** Begin Stored records **

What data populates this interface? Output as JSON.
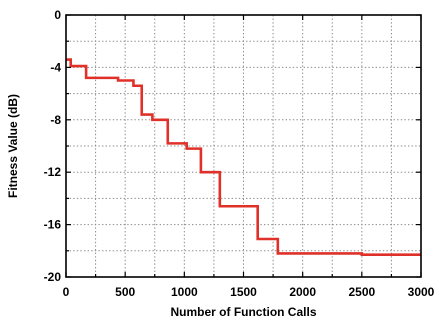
{
  "chart_data": {
    "type": "line",
    "xlabel": "Number of Function Calls",
    "ylabel": "Fitness Value (dB)",
    "xlim": [
      0,
      3000
    ],
    "ylim": [
      -20,
      0
    ],
    "x_ticks": [
      0,
      500,
      1000,
      1500,
      2000,
      2500,
      3000
    ],
    "y_ticks": [
      0,
      -4,
      -8,
      -12,
      -16,
      -20
    ],
    "x_minor_ticks": [
      250,
      750,
      1250,
      1750,
      2250,
      2750
    ],
    "y_minor_ticks": [
      -2,
      -6,
      -10,
      -14,
      -18
    ],
    "grid": true,
    "series": [
      {
        "color": "#e0302a",
        "step": true,
        "points": [
          [
            0,
            -3.4
          ],
          [
            40,
            -3.4
          ],
          [
            40,
            -3.9
          ],
          [
            170,
            -3.9
          ],
          [
            170,
            -4.8
          ],
          [
            440,
            -4.8
          ],
          [
            440,
            -5.0
          ],
          [
            570,
            -5.0
          ],
          [
            570,
            -5.4
          ],
          [
            640,
            -5.4
          ],
          [
            640,
            -7.6
          ],
          [
            730,
            -7.6
          ],
          [
            730,
            -8.0
          ],
          [
            860,
            -8.0
          ],
          [
            860,
            -9.8
          ],
          [
            1020,
            -9.8
          ],
          [
            1020,
            -10.2
          ],
          [
            1140,
            -10.2
          ],
          [
            1140,
            -12.0
          ],
          [
            1300,
            -12.0
          ],
          [
            1300,
            -14.6
          ],
          [
            1620,
            -14.6
          ],
          [
            1620,
            -17.1
          ],
          [
            1790,
            -17.1
          ],
          [
            1790,
            -18.2
          ],
          [
            2500,
            -18.2
          ],
          [
            2500,
            -18.3
          ],
          [
            3000,
            -18.3
          ]
        ]
      }
    ]
  }
}
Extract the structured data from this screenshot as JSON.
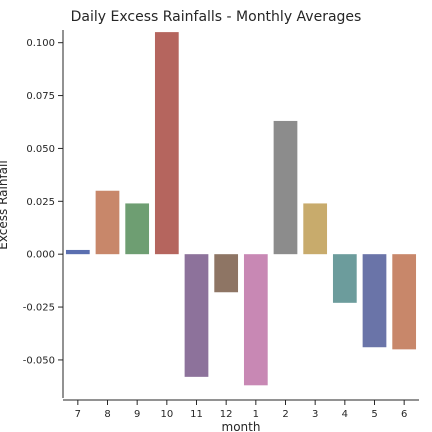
{
  "chart_data": {
    "type": "bar",
    "title": "Daily Excess Rainfalls - Monthly Averages",
    "xlabel": "month",
    "ylabel": "Excess Rainfall",
    "categories": [
      "7",
      "8",
      "9",
      "10",
      "11",
      "12",
      "1",
      "2",
      "3",
      "4",
      "5",
      "6"
    ],
    "values": [
      0.002,
      0.03,
      0.024,
      0.105,
      -0.058,
      -0.018,
      -0.062,
      0.063,
      0.024,
      -0.023,
      -0.044,
      -0.045
    ],
    "colors": [
      "#5a6fb0",
      "#c8876a",
      "#6e9e72",
      "#b5655e",
      "#8d729b",
      "#8e7564",
      "#c888b4",
      "#8c8c8c",
      "#c8ab6c",
      "#6c9c9c",
      "#6a74a8",
      "#c8876a"
    ],
    "yticks": [
      "0.100",
      "0.075",
      "0.050",
      "0.025",
      "0.000",
      "-0.025",
      "-0.050"
    ],
    "ylim": [
      -0.068,
      0.106
    ],
    "grid": false,
    "legend": "none"
  }
}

** End Stored records **

→ **What to do**
Reproduce the material above in full and without alteration, but skip all pictures.

→ **Solved problem**
What data populates this interface? Output as JSON.
{
  "chart_data": {
    "type": "line",
    "xlabel": "Number of Function Calls",
    "ylabel": "Fitness Value (dB)",
    "xlim": [
      0,
      3000
    ],
    "ylim": [
      -20,
      0
    ],
    "x_ticks": [
      0,
      500,
      1000,
      1500,
      2000,
      2500,
      3000
    ],
    "y_ticks": [
      0,
      -4,
      -8,
      -12,
      -16,
      -20
    ],
    "x_minor_ticks": [
      250,
      750,
      1250,
      1750,
      2250,
      2750
    ],
    "y_minor_ticks": [
      -2,
      -6,
      -10,
      -14,
      -18
    ],
    "grid": true,
    "series": [
      {
        "color": "#e0302a",
        "step": true,
        "points": [
          [
            0,
            -3.4
          ],
          [
            40,
            -3.4
          ],
          [
            40,
            -3.9
          ],
          [
            170,
            -3.9
          ],
          [
            170,
            -4.8
          ],
          [
            440,
            -4.8
          ],
          [
            440,
            -5.0
          ],
          [
            570,
            -5.0
          ],
          [
            570,
            -5.4
          ],
          [
            640,
            -5.4
          ],
          [
            640,
            -7.6
          ],
          [
            730,
            -7.6
          ],
          [
            730,
            -8.0
          ],
          [
            860,
            -8.0
          ],
          [
            860,
            -9.8
          ],
          [
            1020,
            -9.8
          ],
          [
            1020,
            -10.2
          ],
          [
            1140,
            -10.2
          ],
          [
            1140,
            -12.0
          ],
          [
            1300,
            -12.0
          ],
          [
            1300,
            -14.6
          ],
          [
            1620,
            -14.6
          ],
          [
            1620,
            -17.1
          ],
          [
            1790,
            -17.1
          ],
          [
            1790,
            -18.2
          ],
          [
            2500,
            -18.2
          ],
          [
            2500,
            -18.3
          ],
          [
            3000,
            -18.3
          ]
        ]
      }
    ]
  }
}
Extract the structured data from this screenshot as JSON.
{
  "chart_data": {
    "type": "bar",
    "title": "Daily Excess Rainfalls - Monthly Averages",
    "xlabel": "month",
    "ylabel": "Excess Rainfall",
    "categories": [
      "7",
      "8",
      "9",
      "10",
      "11",
      "12",
      "1",
      "2",
      "3",
      "4",
      "5",
      "6"
    ],
    "values": [
      0.002,
      0.03,
      0.024,
      0.105,
      -0.058,
      -0.018,
      -0.062,
      0.063,
      0.024,
      -0.023,
      -0.044,
      -0.045
    ],
    "colors": [
      "#5a6fb0",
      "#c8876a",
      "#6e9e72",
      "#b5655e",
      "#8d729b",
      "#8e7564",
      "#c888b4",
      "#8c8c8c",
      "#c8ab6c",
      "#6c9c9c",
      "#6a74a8",
      "#c8876a"
    ],
    "yticks": [
      "0.100",
      "0.075",
      "0.050",
      "0.025",
      "0.000",
      "-0.025",
      "-0.050"
    ],
    "ylim": [
      -0.068,
      0.106
    ],
    "grid": false,
    "legend": "none"
  }
}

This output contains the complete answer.